> **TASK INPUT**:
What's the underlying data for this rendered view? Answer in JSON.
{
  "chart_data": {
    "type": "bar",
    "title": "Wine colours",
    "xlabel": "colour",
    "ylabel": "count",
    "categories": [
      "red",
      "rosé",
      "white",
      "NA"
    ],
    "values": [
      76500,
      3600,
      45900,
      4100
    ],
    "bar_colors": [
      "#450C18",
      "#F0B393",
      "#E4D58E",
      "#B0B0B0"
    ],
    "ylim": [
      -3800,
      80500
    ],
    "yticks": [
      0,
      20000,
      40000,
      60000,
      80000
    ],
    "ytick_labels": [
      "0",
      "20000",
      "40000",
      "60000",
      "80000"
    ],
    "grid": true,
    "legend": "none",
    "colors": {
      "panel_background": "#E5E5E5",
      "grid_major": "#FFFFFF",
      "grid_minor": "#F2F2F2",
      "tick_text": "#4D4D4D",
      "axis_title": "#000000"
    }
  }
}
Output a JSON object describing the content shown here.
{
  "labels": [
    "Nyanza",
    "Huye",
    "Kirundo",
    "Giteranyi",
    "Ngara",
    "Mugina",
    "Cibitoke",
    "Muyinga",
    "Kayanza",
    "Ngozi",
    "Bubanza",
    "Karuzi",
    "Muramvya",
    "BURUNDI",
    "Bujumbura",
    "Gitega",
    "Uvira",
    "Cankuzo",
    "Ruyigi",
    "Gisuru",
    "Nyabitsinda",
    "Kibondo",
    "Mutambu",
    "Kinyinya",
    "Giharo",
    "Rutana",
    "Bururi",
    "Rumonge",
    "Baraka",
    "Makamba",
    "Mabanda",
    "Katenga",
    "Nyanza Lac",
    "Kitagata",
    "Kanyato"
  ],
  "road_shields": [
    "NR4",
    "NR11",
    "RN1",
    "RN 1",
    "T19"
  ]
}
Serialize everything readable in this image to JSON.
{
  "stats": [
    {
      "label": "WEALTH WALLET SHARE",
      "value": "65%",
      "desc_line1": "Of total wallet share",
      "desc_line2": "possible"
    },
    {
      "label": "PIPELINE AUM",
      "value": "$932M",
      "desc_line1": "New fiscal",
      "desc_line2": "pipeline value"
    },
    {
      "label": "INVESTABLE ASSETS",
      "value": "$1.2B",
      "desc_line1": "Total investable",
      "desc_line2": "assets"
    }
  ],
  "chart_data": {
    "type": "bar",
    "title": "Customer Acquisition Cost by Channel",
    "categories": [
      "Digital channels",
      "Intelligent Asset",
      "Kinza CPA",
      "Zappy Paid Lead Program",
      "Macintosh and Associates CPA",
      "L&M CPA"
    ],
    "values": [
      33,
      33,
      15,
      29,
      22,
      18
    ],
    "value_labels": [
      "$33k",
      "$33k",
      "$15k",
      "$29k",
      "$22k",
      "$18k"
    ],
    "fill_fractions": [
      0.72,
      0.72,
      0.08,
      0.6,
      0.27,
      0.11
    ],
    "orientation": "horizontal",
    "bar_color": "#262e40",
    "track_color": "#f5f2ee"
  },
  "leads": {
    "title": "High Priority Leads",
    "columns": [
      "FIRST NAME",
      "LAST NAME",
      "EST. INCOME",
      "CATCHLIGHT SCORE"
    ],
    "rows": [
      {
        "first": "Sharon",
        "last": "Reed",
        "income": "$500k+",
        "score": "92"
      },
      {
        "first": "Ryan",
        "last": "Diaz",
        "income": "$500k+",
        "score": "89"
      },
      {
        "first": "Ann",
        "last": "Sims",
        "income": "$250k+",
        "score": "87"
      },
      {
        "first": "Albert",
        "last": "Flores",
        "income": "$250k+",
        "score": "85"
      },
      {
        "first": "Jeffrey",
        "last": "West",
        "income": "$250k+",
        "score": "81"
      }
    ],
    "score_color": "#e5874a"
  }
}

> **EXERCISE INSTRUCTIONS**:
Write the complete data out, exactly as above.

> **RESULT**:
What's the underlying data for this rendered view? Answer in JSON.
{
  "chart_data": {
    "type": "bar",
    "title": "Wine colours",
    "xlabel": "colour",
    "ylabel": "count",
    "categories": [
      "red",
      "rosé",
      "white",
      "NA"
    ],
    "values": [
      76500,
      3600,
      45900,
      4100
    ],
    "bar_colors": [
      "#450C18",
      "#F0B393",
      "#E4D58E",
      "#B0B0B0"
    ],
    "ylim": [
      -3800,
      80500
    ],
    "yticks": [
      0,
      20000,
      40000,
      60000,
      80000
    ],
    "ytick_labels": [
      "0",
      "20000",
      "40000",
      "60000",
      "80000"
    ],
    "grid": true,
    "legend": "none",
    "colors": {
      "panel_background": "#E5E5E5",
      "grid_major": "#FFFFFF",
      "grid_minor": "#F2F2F2",
      "tick_text": "#4D4D4D",
      "axis_title": "#000000"
    }
  }
}
Output a JSON object describing the content shown here.
{
  "labels": [
    "Nyanza",
    "Huye",
    "Kirundo",
    "Giteranyi",
    "Ngara",
    "Mugina",
    "Cibitoke",
    "Muyinga",
    "Kayanza",
    "Ngozi",
    "Bubanza",
    "Karuzi",
    "Muramvya",
    "BURUNDI",
    "Bujumbura",
    "Gitega",
    "Uvira",
    "Cankuzo",
    "Ruyigi",
    "Gisuru",
    "Nyabitsinda",
    "Kibondo",
    "Mutambu",
    "Kinyinya",
    "Giharo",
    "Rutana",
    "Bururi",
    "Rumonge",
    "Baraka",
    "Makamba",
    "Mabanda",
    "Katenga",
    "Nyanza Lac",
    "Kitagata",
    "Kanyato"
  ],
  "road_shields": [
    "NR4",
    "NR11",
    "RN1",
    "RN 1",
    "T19"
  ]
}
Serialize everything readable in this image to JSON.
{
  "stats": [
    {
      "label": "WEALTH WALLET SHARE",
      "value": "65%",
      "desc_line1": "Of total wallet share",
      "desc_line2": "possible"
    },
    {
      "label": "PIPELINE AUM",
      "value": "$932M",
      "desc_line1": "New fiscal",
      "desc_line2": "pipeline value"
    },
    {
      "label": "INVESTABLE ASSETS",
      "value": "$1.2B",
      "desc_line1": "Total investable",
      "desc_line2": "assets"
    }
  ],
  "chart_data": {
    "type": "bar",
    "title": "Customer Acquisition Cost by Channel",
    "categories": [
      "Digital channels",
      "Intelligent Asset",
      "Kinza CPA",
      "Zappy Paid Lead Program",
      "Macintosh and Associates CPA",
      "L&M CPA"
    ],
    "values": [
      33,
      33,
      15,
      29,
      22,
      18
    ],
    "value_labels": [
      "$33k",
      "$33k",
      "$15k",
      "$29k",
      "$22k",
      "$18k"
    ],
    "fill_fractions": [
      0.72,
      0.72,
      0.08,
      0.6,
      0.27,
      0.11
    ],
    "orientation": "horizontal",
    "bar_color": "#262e40",
    "track_color": "#f5f2ee"
  },
  "leads": {
    "title": "High Priority Leads",
    "columns": [
      "FIRST NAME",
      "LAST NAME",
      "EST. INCOME",
      "CATCHLIGHT SCORE"
    ],
    "rows": [
      {
        "first": "Sharon",
        "last": "Reed",
        "income": "$500k+",
        "score": "92"
      },
      {
        "first": "Ryan",
        "last": "Diaz",
        "income": "$500k+",
        "score": "89"
      },
      {
        "first": "Ann",
        "last": "Sims",
        "income": "$250k+",
        "score": "87"
      },
      {
        "first": "Albert",
        "last": "Flores",
        "income": "$250k+",
        "score": "85"
      },
      {
        "first": "Jeffrey",
        "last": "West",
        "income": "$250k+",
        "score": "81"
      }
    ],
    "score_color": "#e5874a"
  }
}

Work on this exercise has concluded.